### SHORT PROBLEM
Of the lines in the entries below, state how many hold the word "JSON". Say nothing else.

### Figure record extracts
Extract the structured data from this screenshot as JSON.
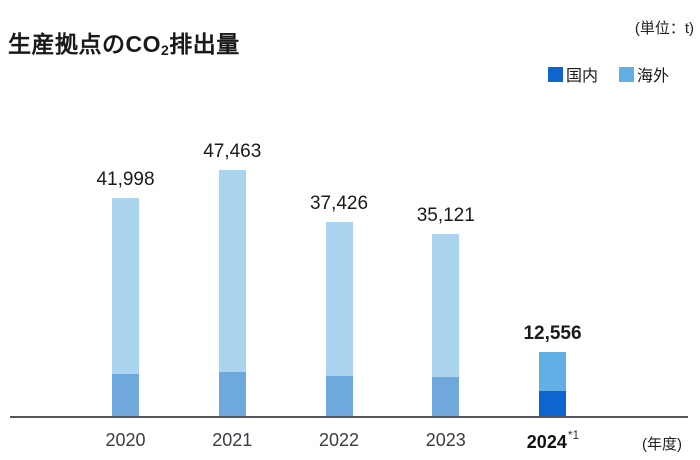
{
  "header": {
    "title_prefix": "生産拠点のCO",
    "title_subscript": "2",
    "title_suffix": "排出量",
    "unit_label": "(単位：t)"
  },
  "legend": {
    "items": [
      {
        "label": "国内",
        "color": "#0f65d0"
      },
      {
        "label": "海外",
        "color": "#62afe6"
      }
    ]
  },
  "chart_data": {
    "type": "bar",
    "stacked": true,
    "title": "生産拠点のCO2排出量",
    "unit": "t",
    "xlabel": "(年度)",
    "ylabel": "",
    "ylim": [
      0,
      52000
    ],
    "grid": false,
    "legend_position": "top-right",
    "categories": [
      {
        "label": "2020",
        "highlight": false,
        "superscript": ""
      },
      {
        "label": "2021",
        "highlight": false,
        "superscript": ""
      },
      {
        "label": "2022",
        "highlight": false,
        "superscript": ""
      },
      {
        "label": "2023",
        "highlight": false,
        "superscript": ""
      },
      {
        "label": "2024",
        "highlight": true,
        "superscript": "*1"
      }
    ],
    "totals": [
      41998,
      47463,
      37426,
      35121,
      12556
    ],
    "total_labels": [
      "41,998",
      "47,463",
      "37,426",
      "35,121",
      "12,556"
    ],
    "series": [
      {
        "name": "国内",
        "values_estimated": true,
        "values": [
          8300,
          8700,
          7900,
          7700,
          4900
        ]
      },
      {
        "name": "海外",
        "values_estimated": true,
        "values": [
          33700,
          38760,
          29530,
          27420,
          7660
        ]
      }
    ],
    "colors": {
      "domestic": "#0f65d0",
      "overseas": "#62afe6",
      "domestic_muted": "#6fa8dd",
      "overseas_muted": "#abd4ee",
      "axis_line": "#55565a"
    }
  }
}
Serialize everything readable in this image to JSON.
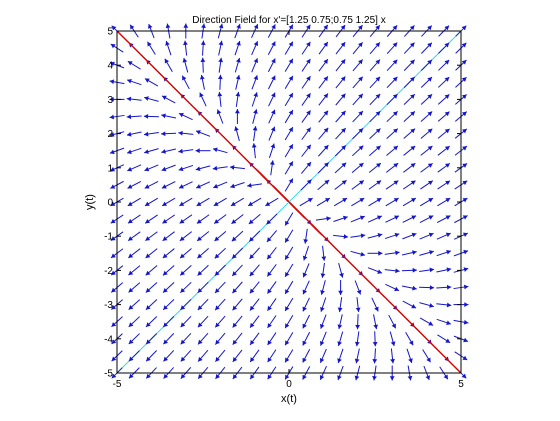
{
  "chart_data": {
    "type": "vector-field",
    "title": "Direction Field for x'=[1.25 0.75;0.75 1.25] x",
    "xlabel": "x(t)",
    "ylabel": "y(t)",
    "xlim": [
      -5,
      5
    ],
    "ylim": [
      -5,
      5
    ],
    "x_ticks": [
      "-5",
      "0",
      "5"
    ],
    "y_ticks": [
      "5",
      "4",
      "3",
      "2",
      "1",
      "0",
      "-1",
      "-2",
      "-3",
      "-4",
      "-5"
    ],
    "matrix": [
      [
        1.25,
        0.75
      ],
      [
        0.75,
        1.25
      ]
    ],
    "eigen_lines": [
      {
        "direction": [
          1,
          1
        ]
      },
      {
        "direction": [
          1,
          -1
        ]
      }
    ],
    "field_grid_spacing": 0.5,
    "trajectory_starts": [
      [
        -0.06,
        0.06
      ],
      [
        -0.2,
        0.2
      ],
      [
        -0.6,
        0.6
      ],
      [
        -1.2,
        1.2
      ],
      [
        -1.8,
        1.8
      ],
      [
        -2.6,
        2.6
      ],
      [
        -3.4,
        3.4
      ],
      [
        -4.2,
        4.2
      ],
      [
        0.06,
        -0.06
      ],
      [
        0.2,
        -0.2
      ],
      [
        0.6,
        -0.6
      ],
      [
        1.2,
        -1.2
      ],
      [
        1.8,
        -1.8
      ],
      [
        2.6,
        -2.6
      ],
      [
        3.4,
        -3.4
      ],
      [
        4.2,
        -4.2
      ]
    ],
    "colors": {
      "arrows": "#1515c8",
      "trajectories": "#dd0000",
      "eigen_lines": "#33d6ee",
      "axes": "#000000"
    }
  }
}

### THE SOLUTION
2